Extracts from a graphics dataset:
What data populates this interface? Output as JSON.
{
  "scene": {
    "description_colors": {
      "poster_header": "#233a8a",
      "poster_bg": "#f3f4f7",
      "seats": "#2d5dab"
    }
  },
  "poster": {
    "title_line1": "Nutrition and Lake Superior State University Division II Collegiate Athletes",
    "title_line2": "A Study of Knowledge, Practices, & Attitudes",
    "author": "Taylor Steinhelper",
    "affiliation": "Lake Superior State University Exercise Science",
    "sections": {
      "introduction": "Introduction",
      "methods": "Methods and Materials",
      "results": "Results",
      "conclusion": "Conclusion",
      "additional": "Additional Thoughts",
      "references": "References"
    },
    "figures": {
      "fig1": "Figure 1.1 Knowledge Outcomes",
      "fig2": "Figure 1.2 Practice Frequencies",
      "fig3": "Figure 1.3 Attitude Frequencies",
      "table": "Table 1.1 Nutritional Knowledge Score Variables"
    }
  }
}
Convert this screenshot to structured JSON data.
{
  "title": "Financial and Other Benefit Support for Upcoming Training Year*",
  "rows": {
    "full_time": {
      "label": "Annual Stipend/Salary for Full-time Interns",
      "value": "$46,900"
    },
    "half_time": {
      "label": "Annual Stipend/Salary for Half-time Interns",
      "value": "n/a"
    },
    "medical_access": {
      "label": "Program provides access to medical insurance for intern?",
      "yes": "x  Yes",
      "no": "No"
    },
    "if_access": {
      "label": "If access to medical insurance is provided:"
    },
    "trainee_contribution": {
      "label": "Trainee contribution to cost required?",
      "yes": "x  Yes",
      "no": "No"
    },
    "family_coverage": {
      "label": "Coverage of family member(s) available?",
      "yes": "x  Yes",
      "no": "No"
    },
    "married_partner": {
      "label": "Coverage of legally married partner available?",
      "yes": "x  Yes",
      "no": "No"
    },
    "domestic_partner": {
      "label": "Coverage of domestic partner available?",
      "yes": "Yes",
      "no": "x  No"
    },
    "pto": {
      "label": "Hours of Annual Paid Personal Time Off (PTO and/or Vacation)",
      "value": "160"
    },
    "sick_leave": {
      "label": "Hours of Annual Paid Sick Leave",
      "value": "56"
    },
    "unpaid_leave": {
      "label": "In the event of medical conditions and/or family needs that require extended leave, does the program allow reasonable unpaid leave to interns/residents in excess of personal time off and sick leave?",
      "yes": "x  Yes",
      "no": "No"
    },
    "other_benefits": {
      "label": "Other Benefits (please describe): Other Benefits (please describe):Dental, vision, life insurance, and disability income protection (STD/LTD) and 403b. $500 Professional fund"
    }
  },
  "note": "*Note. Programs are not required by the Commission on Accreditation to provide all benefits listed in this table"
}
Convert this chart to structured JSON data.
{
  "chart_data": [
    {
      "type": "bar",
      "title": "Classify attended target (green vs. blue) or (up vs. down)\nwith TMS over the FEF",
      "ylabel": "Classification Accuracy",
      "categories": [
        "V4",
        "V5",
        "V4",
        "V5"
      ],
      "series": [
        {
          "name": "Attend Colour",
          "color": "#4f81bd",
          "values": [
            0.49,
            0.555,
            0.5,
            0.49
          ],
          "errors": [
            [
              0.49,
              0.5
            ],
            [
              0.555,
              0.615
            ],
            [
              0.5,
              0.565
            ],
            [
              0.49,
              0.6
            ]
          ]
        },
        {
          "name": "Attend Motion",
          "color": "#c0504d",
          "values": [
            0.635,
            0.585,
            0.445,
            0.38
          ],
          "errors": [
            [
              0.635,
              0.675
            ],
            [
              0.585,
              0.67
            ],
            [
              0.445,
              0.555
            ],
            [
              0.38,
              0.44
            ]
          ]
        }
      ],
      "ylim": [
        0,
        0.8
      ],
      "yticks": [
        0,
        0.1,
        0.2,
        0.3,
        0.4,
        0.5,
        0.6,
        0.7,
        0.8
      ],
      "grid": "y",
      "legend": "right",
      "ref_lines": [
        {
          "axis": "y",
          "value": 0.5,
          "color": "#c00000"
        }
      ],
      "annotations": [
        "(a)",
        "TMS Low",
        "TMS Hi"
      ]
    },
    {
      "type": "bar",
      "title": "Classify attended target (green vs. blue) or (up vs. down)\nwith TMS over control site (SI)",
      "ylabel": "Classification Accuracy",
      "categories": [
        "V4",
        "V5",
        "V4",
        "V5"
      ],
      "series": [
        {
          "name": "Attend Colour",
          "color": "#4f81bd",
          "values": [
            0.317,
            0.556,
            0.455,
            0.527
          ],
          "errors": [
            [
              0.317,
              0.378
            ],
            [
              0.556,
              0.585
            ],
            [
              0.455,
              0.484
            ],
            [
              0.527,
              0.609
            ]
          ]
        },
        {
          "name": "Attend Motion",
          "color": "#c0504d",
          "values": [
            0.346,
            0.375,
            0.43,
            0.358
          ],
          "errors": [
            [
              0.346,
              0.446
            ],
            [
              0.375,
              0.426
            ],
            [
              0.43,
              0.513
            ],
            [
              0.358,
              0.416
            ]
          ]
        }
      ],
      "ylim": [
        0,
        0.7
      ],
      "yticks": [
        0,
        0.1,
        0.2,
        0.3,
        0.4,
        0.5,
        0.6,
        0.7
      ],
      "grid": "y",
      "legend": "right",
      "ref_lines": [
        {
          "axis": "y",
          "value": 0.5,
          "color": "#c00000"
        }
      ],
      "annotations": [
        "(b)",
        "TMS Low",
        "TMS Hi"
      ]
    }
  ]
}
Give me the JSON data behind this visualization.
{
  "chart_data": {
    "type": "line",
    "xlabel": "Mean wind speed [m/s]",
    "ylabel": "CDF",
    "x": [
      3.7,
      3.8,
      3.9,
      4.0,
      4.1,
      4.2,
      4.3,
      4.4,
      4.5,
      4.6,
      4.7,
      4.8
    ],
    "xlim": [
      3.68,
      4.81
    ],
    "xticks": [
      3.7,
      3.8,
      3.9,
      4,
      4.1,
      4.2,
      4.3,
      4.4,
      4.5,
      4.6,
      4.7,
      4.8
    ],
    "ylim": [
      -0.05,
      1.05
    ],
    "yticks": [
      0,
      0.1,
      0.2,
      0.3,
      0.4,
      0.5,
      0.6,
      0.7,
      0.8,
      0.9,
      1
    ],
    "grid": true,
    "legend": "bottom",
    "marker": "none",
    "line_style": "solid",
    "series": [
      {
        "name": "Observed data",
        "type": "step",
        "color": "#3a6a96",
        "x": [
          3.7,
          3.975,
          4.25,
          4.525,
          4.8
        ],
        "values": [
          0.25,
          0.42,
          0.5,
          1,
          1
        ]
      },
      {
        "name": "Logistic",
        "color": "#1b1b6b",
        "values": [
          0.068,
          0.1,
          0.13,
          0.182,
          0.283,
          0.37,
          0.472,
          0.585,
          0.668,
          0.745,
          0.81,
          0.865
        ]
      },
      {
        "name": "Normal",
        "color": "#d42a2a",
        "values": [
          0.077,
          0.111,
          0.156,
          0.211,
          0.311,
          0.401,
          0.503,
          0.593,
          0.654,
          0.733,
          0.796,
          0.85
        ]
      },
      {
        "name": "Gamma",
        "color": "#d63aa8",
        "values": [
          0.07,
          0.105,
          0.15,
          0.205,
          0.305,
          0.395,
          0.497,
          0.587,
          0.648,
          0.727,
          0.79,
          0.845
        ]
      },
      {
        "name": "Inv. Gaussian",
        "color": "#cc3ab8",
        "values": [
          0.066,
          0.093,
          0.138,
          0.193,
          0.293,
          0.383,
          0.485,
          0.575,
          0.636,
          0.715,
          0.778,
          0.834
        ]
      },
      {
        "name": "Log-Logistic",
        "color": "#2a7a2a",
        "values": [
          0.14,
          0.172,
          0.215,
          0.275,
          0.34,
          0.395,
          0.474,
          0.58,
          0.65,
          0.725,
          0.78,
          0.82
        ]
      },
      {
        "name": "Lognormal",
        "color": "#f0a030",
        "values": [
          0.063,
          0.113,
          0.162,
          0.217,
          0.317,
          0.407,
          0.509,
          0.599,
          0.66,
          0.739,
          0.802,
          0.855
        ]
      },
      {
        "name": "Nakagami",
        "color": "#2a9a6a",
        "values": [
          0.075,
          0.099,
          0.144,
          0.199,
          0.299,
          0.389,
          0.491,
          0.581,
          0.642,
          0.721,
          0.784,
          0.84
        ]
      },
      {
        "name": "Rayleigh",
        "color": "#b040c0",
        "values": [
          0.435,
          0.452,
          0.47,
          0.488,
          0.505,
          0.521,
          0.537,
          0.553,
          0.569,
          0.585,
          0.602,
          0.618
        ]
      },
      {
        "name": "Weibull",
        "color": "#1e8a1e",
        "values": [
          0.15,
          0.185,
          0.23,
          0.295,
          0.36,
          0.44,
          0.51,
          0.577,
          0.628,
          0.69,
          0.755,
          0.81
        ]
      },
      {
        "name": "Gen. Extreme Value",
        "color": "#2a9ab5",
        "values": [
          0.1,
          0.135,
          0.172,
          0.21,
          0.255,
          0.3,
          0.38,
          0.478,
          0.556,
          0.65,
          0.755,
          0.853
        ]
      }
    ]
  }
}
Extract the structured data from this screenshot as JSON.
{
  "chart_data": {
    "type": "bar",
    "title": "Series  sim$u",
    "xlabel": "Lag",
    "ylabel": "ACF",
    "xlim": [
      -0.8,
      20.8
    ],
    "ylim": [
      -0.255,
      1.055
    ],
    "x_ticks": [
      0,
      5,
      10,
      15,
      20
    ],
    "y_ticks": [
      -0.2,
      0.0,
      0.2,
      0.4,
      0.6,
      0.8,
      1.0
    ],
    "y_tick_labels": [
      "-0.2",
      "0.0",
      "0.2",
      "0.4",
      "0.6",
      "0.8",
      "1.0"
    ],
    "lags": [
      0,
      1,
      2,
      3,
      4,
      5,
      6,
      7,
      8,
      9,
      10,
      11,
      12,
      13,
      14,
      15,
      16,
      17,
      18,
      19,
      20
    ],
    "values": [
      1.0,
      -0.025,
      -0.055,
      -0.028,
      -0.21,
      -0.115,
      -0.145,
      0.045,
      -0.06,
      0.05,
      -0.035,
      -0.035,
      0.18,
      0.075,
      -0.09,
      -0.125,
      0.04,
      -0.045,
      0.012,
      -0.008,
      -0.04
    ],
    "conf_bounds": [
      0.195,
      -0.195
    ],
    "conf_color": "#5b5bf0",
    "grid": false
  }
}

## Problem statement
Return each line with "Knowledge".

## Written response
    "title_line2": "A Study of Knowledge, Practices, & Attitudes",
      "fig1": "Figure 1.1 Knowledge Outcomes",
      "table": "Table 1.1 Nutritional Knowledge Score Variables"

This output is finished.